▸ Aim
Could you quote the material word for word, from its first line through the line containing "steering-wheel-icon xyxy=(322,34,356,68)", with both of those lines included?

+++

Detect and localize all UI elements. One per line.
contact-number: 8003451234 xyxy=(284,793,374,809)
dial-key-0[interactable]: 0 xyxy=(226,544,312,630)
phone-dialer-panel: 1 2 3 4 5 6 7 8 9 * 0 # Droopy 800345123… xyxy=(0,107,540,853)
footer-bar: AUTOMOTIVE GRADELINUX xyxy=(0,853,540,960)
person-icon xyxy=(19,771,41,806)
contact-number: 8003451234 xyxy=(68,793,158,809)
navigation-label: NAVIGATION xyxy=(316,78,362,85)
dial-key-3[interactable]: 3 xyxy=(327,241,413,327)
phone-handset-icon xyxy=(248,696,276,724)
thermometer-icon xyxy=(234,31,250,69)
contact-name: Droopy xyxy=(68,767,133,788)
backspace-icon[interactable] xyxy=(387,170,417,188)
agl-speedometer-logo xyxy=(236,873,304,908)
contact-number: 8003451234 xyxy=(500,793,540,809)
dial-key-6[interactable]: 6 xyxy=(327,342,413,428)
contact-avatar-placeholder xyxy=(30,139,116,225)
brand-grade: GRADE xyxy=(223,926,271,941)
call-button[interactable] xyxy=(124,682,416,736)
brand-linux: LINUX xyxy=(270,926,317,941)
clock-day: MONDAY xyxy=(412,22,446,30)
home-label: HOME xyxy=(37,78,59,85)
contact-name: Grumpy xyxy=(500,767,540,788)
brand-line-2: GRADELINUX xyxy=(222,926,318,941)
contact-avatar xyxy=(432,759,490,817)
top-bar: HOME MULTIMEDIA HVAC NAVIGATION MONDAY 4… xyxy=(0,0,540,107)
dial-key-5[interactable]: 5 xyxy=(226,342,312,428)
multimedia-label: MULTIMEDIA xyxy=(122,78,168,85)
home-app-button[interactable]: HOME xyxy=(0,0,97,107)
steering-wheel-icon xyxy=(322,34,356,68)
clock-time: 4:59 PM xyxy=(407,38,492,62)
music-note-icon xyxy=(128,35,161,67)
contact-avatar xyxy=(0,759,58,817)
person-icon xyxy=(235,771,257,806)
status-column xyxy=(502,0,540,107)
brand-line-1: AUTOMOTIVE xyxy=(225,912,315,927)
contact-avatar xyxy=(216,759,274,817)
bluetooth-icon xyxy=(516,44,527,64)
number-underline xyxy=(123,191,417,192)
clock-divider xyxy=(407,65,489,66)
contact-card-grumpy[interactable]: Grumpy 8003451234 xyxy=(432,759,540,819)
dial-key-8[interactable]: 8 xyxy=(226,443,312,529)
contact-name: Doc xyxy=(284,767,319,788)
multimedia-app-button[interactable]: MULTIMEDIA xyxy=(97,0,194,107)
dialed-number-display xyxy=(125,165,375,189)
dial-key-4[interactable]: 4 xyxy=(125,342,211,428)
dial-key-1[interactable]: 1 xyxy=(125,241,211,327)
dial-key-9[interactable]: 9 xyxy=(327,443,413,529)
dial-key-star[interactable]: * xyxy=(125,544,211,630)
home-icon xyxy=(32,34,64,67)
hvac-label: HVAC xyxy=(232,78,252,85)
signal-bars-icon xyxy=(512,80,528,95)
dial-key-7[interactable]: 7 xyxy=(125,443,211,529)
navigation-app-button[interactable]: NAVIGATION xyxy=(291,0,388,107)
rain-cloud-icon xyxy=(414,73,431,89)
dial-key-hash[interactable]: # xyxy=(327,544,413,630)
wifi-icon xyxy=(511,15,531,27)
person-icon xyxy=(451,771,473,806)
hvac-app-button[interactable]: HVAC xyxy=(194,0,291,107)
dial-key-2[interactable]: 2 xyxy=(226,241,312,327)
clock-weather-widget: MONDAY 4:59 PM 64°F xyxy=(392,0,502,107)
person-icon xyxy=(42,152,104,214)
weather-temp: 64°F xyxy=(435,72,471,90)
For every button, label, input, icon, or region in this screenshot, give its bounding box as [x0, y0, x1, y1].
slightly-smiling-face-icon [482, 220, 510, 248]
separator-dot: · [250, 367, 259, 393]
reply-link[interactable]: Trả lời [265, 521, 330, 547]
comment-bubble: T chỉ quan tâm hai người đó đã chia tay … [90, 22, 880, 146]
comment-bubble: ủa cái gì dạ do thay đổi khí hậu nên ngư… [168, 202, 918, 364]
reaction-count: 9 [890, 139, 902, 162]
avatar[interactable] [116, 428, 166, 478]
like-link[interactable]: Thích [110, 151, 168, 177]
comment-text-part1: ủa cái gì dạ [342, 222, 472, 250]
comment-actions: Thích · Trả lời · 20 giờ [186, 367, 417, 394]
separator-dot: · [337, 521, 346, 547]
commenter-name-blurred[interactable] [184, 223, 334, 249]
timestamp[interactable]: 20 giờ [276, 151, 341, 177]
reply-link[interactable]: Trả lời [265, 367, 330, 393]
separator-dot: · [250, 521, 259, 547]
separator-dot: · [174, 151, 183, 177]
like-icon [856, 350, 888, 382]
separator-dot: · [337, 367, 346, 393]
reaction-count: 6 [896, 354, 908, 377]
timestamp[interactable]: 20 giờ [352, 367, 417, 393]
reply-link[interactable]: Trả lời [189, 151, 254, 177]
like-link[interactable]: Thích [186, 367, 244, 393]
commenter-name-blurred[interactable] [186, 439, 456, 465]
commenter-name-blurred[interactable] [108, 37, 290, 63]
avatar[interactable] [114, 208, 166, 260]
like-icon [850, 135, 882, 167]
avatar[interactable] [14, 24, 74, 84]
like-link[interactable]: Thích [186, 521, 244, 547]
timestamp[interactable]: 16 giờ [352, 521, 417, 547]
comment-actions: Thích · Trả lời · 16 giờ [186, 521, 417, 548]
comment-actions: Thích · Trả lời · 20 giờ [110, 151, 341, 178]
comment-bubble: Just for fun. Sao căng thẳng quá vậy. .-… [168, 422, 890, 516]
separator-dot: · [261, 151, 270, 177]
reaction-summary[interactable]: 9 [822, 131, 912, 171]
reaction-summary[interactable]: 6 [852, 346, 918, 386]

+++

▸ Solution to this exercise
Detect and localize all UI elements. One per line.
contact-number: 8003451234 xyxy=(284,793,374,809)
dial-key-0[interactable]: 0 xyxy=(226,544,312,630)
phone-dialer-panel: 1 2 3 4 5 6 7 8 9 * 0 # Droopy 800345123… xyxy=(0,107,540,853)
footer-bar: AUTOMOTIVE GRADELINUX xyxy=(0,853,540,960)
person-icon xyxy=(19,771,41,806)
contact-number: 8003451234 xyxy=(68,793,158,809)
navigation-label: NAVIGATION xyxy=(316,78,362,85)
dial-key-3[interactable]: 3 xyxy=(327,241,413,327)
phone-handset-icon xyxy=(248,696,276,724)
thermometer-icon xyxy=(234,31,250,69)
contact-name: Droopy xyxy=(68,767,133,788)
backspace-icon[interactable] xyxy=(387,170,417,188)
agl-speedometer-logo xyxy=(236,873,304,908)
contact-number: 8003451234 xyxy=(500,793,540,809)
dial-key-6[interactable]: 6 xyxy=(327,342,413,428)
contact-avatar-placeholder xyxy=(30,139,116,225)
brand-grade: GRADE xyxy=(223,926,271,941)
call-button[interactable] xyxy=(124,682,416,736)
brand-linux: LINUX xyxy=(270,926,317,941)
clock-day: MONDAY xyxy=(412,22,446,30)
home-label: HOME xyxy=(37,78,59,85)
contact-name: Grumpy xyxy=(500,767,540,788)
brand-line-2: GRADELINUX xyxy=(222,926,318,941)
contact-avatar xyxy=(432,759,490,817)
top-bar: HOME MULTIMEDIA HVAC NAVIGATION MONDAY 4… xyxy=(0,0,540,107)
dial-key-5[interactable]: 5 xyxy=(226,342,312,428)
multimedia-label: MULTIMEDIA xyxy=(122,78,168,85)
home-app-button[interactable]: HOME xyxy=(0,0,97,107)
steering-wheel-icon xyxy=(322,34,356,68)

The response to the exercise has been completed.